DATA PROVIDED
□ □ □ □ □ □ □
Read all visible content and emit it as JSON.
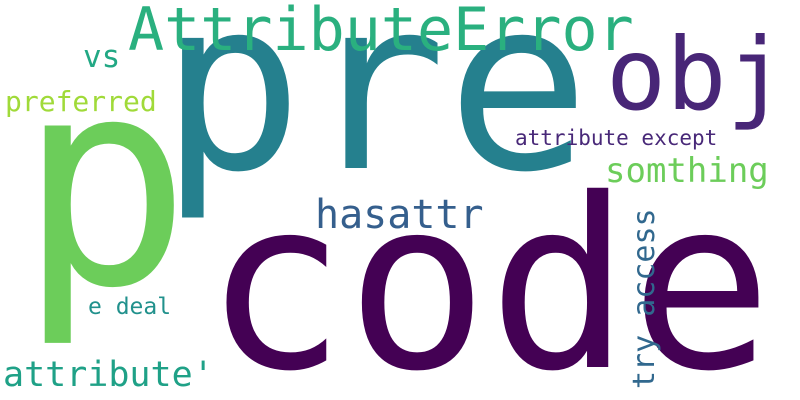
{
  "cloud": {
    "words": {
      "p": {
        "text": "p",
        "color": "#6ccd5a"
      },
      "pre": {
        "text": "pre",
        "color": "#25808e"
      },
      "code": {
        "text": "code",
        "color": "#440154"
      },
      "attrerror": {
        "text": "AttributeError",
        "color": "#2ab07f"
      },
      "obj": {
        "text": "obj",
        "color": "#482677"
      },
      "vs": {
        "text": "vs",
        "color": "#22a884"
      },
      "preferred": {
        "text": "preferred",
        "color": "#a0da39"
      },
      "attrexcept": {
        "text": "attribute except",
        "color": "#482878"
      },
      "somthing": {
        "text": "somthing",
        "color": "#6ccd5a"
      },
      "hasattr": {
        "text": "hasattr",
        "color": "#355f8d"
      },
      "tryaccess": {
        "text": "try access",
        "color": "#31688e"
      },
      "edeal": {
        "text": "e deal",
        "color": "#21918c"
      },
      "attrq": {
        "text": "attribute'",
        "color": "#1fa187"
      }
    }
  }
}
□ □ □ □ □ □ □
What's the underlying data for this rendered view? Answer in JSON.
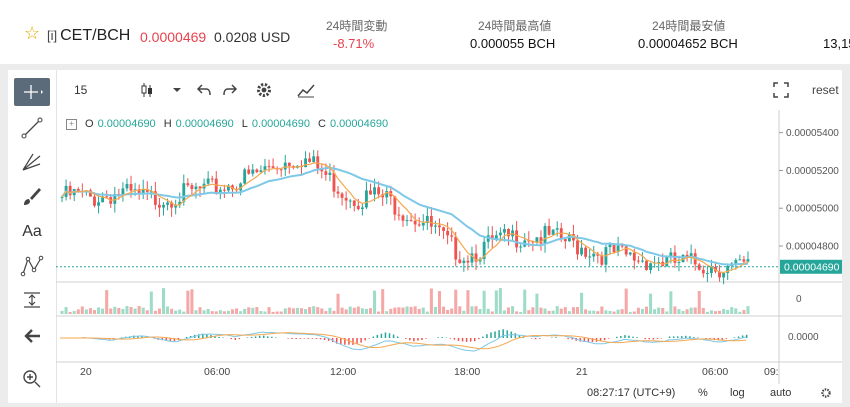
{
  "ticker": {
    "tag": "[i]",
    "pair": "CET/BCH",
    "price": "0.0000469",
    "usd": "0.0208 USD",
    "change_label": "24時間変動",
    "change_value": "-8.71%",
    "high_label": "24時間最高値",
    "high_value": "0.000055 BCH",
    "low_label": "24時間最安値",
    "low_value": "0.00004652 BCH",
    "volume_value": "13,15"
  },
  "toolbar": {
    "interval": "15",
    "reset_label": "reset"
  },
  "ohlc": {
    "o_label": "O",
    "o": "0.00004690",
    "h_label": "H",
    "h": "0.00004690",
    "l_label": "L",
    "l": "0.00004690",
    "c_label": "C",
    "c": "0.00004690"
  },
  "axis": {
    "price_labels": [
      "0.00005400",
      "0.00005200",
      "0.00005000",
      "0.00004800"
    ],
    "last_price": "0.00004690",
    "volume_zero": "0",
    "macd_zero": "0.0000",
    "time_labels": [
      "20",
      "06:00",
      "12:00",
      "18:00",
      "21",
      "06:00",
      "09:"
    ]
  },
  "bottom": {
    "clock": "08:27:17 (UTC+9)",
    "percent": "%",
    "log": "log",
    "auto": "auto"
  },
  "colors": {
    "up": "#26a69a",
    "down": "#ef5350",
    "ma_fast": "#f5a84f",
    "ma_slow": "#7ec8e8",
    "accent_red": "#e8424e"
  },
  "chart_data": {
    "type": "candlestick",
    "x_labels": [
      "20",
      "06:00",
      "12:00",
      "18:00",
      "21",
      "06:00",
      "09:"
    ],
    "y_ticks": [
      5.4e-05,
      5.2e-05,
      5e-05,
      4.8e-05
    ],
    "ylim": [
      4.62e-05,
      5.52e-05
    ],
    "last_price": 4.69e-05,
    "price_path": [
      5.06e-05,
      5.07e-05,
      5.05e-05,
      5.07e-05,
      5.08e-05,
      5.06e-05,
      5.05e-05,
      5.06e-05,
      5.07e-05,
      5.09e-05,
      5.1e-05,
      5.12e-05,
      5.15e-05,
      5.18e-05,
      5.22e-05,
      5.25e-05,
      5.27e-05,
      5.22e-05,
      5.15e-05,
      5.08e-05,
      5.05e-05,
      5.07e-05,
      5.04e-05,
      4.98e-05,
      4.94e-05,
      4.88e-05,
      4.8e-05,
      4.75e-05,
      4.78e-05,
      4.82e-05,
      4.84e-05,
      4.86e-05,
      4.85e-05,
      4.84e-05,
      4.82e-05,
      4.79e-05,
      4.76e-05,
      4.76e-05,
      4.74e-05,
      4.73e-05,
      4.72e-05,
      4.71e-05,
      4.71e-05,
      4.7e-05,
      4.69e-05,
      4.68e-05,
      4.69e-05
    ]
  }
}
□ □ □ □ □ □ □
Isolate the lines above that contain the word "JSON" and copy them.

ANSWER FOR THE TASK
Read all visible content and emit it as JSON.
What's the underlying data for this rendered view? Answer in JSON.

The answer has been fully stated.